Computational and Experimental Studies on {beta}-sheet Breakers Targeting A{beta}1-40 Fibrils [Protein Structure and Folding]

February 28th, 2014 by Minicozzi, V., Chiaraluce, R., Consalvi, V., Giordano, C., Narcisi, C., Punzi, P., Rossi, G. C., Morante, S.

In this work we present and compare with experiments the results of extensive Molecular Dynamics simulations of model systems comprising an Aβ1-40 peptide in water in interaction with short peptides (β-sheet breakers) mimicking the 17-21 region of the Aβ1-40 sequence. Various systems differing in the customized β-sheet breaker structure have been studied. Specifically we have considered three kinds of β-sheet breakers, namely Ac-LPFFD-NH2 and two variants thereof, one obtained by substituting the acetyl group with the sulfonic amino acid taurine (Tau-LPFFD-NH2) and a second novel one in which the aspartic acid is substituted by an asparagine (Ac-LPFFN-NH2). Thioflavin T fluorescence, Circular Dichroism and Mass Spectrometry experiments have been performed indicating that β-sheet breakers are able to inhibit in vitro fibril formation and prevent the β sheet folding of portions of the Aβ1-40 peptide. We show that Molecular Dynamics simulations and far UV Circular Dichroism provide consistent evidence that the new Ac-LPFFN-NH2 β-sheet breaker is more effective than the other two in stabilizing the native α-helix structure of Aβ1-40. In agreement with these results Thioflavin T fluorescence experiments confirm the higher efficiency in inhibiting Aβ1-40 aggregation. Furthermore, Mass Spectrometry data and Molecular Dynamics simulations consistently identified the 17-21 Aβ1-40 portion as the location of the interaction region between peptide and the Ac-LPFFN-NH2β-sheet breaker.

▸ **Extracted records**:
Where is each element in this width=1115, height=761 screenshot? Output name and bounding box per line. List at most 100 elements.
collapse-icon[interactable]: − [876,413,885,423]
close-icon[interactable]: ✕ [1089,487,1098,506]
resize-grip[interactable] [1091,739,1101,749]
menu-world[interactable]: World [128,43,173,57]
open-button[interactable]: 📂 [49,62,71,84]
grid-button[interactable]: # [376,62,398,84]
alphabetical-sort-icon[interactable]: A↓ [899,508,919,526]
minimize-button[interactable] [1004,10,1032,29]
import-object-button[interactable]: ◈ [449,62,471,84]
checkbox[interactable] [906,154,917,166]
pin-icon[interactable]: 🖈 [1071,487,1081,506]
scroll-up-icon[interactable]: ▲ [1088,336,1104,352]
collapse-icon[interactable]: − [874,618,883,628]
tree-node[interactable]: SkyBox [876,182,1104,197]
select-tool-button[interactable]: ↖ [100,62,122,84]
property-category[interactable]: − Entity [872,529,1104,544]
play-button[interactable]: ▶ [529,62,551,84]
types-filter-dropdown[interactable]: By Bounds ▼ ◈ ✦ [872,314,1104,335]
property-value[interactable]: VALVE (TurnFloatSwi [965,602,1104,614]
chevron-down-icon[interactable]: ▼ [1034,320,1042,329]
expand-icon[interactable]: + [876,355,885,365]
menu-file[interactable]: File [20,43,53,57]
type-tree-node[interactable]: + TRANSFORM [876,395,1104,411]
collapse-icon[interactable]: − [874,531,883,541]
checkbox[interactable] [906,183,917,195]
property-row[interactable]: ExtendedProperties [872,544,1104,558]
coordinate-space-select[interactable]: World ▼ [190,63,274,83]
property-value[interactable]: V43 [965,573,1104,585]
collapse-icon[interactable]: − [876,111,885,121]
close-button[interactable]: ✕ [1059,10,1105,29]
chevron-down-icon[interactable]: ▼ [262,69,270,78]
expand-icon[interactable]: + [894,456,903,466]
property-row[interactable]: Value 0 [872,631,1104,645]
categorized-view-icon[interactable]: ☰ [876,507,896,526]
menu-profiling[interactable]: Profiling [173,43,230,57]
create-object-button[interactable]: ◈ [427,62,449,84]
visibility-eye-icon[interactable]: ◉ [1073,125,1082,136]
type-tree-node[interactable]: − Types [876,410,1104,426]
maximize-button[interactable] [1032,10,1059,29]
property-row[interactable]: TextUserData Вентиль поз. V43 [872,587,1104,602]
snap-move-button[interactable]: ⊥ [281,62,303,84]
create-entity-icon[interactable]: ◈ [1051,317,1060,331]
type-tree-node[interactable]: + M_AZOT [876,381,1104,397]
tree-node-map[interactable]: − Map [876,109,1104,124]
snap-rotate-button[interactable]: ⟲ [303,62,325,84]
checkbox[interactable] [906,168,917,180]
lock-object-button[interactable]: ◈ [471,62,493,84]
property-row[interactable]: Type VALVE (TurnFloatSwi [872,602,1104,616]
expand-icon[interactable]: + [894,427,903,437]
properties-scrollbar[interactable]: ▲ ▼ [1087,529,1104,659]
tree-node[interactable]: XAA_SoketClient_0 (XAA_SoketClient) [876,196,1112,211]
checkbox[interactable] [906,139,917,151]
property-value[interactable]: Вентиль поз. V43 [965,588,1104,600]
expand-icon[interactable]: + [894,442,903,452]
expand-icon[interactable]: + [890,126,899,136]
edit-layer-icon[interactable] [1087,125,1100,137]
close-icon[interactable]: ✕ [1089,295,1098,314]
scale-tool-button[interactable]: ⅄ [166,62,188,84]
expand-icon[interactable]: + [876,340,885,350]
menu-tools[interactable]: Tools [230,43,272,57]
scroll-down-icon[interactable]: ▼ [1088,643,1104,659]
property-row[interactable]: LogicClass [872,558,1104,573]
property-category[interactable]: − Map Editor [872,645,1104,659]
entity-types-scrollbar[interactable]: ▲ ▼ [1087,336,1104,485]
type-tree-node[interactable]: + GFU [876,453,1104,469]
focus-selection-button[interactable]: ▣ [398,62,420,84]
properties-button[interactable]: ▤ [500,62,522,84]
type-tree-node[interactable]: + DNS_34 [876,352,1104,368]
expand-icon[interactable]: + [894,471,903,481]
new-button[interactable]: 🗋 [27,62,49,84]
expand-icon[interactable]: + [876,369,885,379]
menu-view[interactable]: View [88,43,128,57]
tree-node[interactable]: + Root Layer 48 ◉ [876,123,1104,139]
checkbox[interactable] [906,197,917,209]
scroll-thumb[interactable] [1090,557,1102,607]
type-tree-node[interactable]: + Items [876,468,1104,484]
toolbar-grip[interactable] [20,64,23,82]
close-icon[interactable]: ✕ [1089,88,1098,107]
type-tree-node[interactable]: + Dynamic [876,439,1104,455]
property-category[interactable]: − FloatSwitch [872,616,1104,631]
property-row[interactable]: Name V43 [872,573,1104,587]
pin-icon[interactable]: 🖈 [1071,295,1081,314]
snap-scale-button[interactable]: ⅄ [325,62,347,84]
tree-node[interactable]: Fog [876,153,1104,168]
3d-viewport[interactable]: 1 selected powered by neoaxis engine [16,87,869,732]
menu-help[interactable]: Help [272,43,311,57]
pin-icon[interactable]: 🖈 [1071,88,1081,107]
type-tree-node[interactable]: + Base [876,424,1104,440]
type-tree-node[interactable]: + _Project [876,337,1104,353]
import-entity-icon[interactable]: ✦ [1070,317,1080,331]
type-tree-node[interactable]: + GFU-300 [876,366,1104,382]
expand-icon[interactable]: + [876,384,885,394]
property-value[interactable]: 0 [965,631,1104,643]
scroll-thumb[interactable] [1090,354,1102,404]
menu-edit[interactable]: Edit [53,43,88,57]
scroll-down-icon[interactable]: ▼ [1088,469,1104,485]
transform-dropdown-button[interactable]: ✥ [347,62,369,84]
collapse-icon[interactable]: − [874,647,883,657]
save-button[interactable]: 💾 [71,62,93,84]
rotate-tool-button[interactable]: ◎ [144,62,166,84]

▸ **Required tasks**:
[A] For each statement, say whether it agrees with the abstract on β-sheet breakers. Answer yes or no, and quote the deciding words of the abstract.
(i) Three kinds of β-sheet breakers were considered in the work.
(ii) In Tau-LPFFD-NH2, the aspartic acid is replaced by an asparagine.
(iii) Mass Spectrometry data and Molecular Dynamics simulations placed the interaction region with Ac-LPFFN-NH2 at the 17-21 portion of Aβ1-40.
[B] Write out the passage of the abstract on β-sheet breakers that starts at "Computational and Experimental" and ends at "C., Morante, S.".
The lines come from a source separate from the abstract on β-sheet breakers.

▸ **Results for each task**:
[A]
(i) Yes: "Specifically we have considered three kinds of β-sheet breakers"
(ii) No: "one obtained by substituting the acetyl group with the sulfonic amino acid taurine (Tau-LPFFD-NH2)"
(iii) Yes: "consistently identified the 17-21 Aβ1-40 portion as the location of the interaction region between peptide and the Ac-LPFFN-NH2β-sheet breaker"

[B]
Computational and Experimental Studies on {beta}-sheet Breakers Targeting A{beta}1-40 Fibrils [Protein Structure and Folding]

February 28th, 2014 by Minicozzi, V., Chiaraluce, R., Consalvi, V., Giordano, C., Narcisi, C., Punzi, P., Rossi, G. C., Morante, S.